> _Stored records_
## START

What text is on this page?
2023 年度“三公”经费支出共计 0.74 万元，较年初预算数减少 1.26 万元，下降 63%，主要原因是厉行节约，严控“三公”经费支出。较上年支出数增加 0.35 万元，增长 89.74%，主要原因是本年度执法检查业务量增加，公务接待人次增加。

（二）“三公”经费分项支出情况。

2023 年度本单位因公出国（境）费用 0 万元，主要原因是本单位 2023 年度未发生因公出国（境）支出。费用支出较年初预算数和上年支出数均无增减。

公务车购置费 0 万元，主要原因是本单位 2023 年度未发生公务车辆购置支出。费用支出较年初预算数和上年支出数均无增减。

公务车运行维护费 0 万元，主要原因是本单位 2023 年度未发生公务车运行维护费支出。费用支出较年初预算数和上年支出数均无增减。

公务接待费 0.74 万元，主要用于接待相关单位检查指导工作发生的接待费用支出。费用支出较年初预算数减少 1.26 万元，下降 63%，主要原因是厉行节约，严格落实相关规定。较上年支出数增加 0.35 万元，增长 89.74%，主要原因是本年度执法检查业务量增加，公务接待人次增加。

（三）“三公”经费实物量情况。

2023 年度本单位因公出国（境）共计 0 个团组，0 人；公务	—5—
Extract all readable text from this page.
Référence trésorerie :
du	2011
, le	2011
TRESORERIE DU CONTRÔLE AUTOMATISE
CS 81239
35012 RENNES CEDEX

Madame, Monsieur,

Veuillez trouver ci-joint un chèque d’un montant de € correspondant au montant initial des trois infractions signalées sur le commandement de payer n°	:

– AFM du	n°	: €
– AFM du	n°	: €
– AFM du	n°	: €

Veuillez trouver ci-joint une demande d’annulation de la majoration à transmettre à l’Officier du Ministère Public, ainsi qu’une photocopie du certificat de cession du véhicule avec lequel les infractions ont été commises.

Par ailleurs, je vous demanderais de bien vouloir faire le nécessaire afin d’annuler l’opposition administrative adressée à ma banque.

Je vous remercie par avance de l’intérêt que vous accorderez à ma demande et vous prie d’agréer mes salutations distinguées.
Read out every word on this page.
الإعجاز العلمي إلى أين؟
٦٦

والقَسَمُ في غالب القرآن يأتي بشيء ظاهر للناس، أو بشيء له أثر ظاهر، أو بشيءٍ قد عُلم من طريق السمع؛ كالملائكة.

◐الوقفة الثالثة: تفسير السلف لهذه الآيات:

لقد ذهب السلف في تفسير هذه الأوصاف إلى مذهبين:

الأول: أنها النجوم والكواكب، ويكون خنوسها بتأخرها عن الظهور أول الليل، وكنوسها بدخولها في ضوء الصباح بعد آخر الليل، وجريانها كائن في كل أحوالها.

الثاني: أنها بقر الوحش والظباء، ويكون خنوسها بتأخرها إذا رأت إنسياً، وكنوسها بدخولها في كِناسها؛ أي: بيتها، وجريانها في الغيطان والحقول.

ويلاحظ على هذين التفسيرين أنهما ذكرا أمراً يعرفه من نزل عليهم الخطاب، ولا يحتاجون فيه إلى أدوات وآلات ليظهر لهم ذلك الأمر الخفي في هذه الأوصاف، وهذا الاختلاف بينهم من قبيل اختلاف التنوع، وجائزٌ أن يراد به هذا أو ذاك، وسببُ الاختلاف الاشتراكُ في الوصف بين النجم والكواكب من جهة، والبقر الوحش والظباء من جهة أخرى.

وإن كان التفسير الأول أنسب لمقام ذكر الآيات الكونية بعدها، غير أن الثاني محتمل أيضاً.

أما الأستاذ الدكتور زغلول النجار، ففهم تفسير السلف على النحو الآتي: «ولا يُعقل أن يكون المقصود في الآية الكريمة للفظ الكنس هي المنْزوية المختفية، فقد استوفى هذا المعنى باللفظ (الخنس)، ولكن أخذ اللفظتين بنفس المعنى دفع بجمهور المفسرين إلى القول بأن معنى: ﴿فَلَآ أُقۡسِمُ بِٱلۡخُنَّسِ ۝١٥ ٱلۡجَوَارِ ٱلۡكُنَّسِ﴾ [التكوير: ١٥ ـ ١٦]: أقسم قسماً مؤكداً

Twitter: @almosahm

## END

> _Objective_
The whole listing above needs to be written out again exactly.

> _Response for this exercise_
What text is on this page?
2023 年度“三公”经费支出共计 0.74 万元，较年初预算数减少 1.26 万元，下降 63%，主要原因是厉行节约，严控“三公”经费支出。较上年支出数增加 0.35 万元，增长 89.74%，主要原因是本年度执法检查业务量增加，公务接待人次增加。

（二）“三公”经费分项支出情况。

2023 年度本单位因公出国（境）费用 0 万元，主要原因是本单位 2023 年度未发生因公出国（境）支出。费用支出较年初预算数和上年支出数均无增减。

公务车购置费 0 万元，主要原因是本单位 2023 年度未发生公务车辆购置支出。费用支出较年初预算数和上年支出数均无增减。

公务车运行维护费 0 万元，主要原因是本单位 2023 年度未发生公务车运行维护费支出。费用支出较年初预算数和上年支出数均无增减。

公务接待费 0.74 万元，主要用于接待相关单位检查指导工作发生的接待费用支出。费用支出较年初预算数减少 1.26 万元，下降 63%，主要原因是厉行节约，严格落实相关规定。较上年支出数增加 0.35 万元，增长 89.74%，主要原因是本年度执法检查业务量增加，公务接待人次增加。

（三）“三公”经费实物量情况。

2023 年度本单位因公出国（境）共计 0 个团组，0 人；公务	—5—
Extract all readable text from this page.
Référence trésorerie :
du	2011
, le	2011
TRESORERIE DU CONTRÔLE AUTOMATISE
CS 81239
35012 RENNES CEDEX

Madame, Monsieur,

Veuillez trouver ci-joint un chèque d’un montant de € correspondant au montant initial des trois infractions signalées sur le commandement de payer n°	:

– AFM du	n°	: €
– AFM du	n°	: €
– AFM du	n°	: €

Veuillez trouver ci-joint une demande d’annulation de la majoration à transmettre à l’Officier du Ministère Public, ainsi qu’une photocopie du certificat de cession du véhicule avec lequel les infractions ont été commises.

Par ailleurs, je vous demanderais de bien vouloir faire le nécessaire afin d’annuler l’opposition administrative adressée à ma banque.

Je vous remercie par avance de l’intérêt que vous accorderez à ma demande et vous prie d’agréer mes salutations distinguées.
Read out every word on this page.
الإعجاز العلمي إلى أين؟
٦٦

والقَسَمُ في غالب القرآن يأتي بشيء ظاهر للناس، أو بشيء له أثر ظاهر، أو بشيءٍ قد عُلم من طريق السمع؛ كالملائكة.

◐الوقفة الثالثة: تفسير السلف لهذه الآيات:

لقد ذهب السلف في تفسير هذه الأوصاف إلى مذهبين:

الأول: أنها النجوم والكواكب، ويكون خنوسها بتأخرها عن الظهور أول الليل، وكنوسها بدخولها في ضوء الصباح بعد آخر الليل، وجريانها كائن في كل أحوالها.

الثاني: أنها بقر الوحش والظباء، ويكون خنوسها بتأخرها إذا رأت إنسياً، وكنوسها بدخولها في كِناسها؛ أي: بيتها، وجريانها في الغيطان والحقول.

ويلاحظ على هذين التفسيرين أنهما ذكرا أمراً يعرفه من نزل عليهم الخطاب، ولا يحتاجون فيه إلى أدوات وآلات ليظهر لهم ذلك الأمر الخفي في هذه الأوصاف، وهذا الاختلاف بينهم من قبيل اختلاف التنوع، وجائزٌ أن يراد به هذا أو ذاك، وسببُ الاختلاف الاشتراكُ في الوصف بين النجم والكواكب من جهة، والبقر الوحش والظباء من جهة أخرى.

وإن كان التفسير الأول أنسب لمقام ذكر الآيات الكونية بعدها، غير أن الثاني محتمل أيضاً.

أما الأستاذ الدكتور زغلول النجار، ففهم تفسير السلف على النحو الآتي: «ولا يُعقل أن يكون المقصود في الآية الكريمة للفظ الكنس هي المنْزوية المختفية، فقد استوفى هذا المعنى باللفظ (الخنس)، ولكن أخذ اللفظتين بنفس المعنى دفع بجمهور المفسرين إلى القول بأن معنى: ﴿فَلَآ أُقۡسِمُ بِٱلۡخُنَّسِ ۝١٥ ٱلۡجَوَارِ ٱلۡكُنَّسِ﴾ [التكوير: ١٥ ـ ١٦]: أقسم قسماً مؤكداً

Twitter: @almosahm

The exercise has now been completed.